Le vin, c'est un produit de la Création!, lance le dominicain Philippe Lefebvre (5/8)    

Le vin, c’est un produit de la Création, ce n’est pas un aliment ordinaire. Tout y est: le soleil, le sol, l’effort pour le produire et l’élever. Cela demande de la science, mais aussi de la contemplation! Quand on parle du vin, le Père Philippe Lefebvre est intarissable.

Le professeur d’Ancien Testament à la Faculté de théologie de l’Université de Fribourg, où il enseigne depuis une quinzaine d’années, n’est pourtant pas né au milieu des vignobles du Bordelais, de Champagne ou de Bourgogne. Il est originaire de Saint-Pol-sur-Ternoise, petite bourgade du Nord-Pas-de-Calais. C’est la deuxième région brassicole de France après l’Alsace, «mais il n’y a pas que la bière, on boit aussi du vin en Artois!», plaisante le religieux dominicain. Qui dit la fascination pour le vin qu’il a toujours eue dans sa vie religieuse. Et cette passion, il l’a même couchée sur papier dans un petit livre paru aux éditions Nouvelle Cité, Ce que dit la Bible sur… Le vin.

Listes de coordonnées des cadres:
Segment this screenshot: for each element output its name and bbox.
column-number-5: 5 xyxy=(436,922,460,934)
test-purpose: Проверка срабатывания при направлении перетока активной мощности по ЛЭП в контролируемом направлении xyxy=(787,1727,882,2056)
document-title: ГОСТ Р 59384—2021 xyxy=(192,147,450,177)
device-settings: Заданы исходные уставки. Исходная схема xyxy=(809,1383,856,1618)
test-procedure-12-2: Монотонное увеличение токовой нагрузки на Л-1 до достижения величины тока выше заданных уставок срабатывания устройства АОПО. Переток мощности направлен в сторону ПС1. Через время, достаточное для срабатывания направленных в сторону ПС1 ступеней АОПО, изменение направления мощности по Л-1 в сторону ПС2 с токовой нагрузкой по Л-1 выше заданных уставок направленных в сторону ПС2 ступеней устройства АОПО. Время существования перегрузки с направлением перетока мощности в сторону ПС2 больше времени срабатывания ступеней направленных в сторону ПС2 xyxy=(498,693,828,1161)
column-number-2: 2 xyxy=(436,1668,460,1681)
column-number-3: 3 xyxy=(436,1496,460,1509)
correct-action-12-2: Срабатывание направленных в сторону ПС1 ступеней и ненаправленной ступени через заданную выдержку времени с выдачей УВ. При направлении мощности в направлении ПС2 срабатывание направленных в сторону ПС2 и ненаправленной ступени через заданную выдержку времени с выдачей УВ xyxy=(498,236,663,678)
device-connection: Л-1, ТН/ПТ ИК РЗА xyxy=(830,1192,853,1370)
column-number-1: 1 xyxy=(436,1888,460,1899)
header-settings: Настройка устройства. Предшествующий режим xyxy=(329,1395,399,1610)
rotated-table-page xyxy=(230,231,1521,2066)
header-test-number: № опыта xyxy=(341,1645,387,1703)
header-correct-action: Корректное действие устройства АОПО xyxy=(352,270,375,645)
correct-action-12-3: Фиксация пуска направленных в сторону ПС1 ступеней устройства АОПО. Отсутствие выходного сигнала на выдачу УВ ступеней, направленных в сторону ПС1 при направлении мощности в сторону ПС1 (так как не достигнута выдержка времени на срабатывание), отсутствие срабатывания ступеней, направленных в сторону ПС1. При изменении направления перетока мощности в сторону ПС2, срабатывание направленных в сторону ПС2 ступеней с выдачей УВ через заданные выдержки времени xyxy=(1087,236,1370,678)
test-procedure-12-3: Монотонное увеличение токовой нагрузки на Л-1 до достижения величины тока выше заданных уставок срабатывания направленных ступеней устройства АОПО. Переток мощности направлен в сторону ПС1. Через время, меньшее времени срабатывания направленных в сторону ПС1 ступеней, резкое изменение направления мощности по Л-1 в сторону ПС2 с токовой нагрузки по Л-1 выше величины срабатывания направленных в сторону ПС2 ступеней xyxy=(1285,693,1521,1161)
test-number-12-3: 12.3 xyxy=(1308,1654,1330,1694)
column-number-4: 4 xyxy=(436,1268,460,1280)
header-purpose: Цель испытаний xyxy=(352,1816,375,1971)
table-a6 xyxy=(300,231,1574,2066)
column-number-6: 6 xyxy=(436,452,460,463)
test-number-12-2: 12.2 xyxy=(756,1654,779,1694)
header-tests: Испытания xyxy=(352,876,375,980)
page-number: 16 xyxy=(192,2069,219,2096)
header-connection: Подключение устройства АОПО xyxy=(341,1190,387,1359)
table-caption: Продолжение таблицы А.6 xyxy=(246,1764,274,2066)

CONSIGNE:
Indiquez si chacun des énoncés suivants concorde avec le texte sur Philippe Lefebvre, en répondant par oui ou par non et en citant mot pour mot le passage qui tranche. 1. Philippe Lefebvre enseigne l'Ancien Testament à la Faculté de théologie de l'Université de Fribourg. 2. Philippe Lefebvre est né dans le Bordelais. 3. Le Nord-Pas-de-Calais est la première région brassicole de France.

RÉPONSE:
1. Oui : « Le professeur d’Ancien Testament à la Faculté de théologie de l’Université de Fribourg ».
2. Non : « n’est pourtant pas né au milieu des vignobles du Bordelais, de Champagne ou de Bourgogne ».
3. Non : « C’est la deuxième région brassicole de France après l’Alsace ».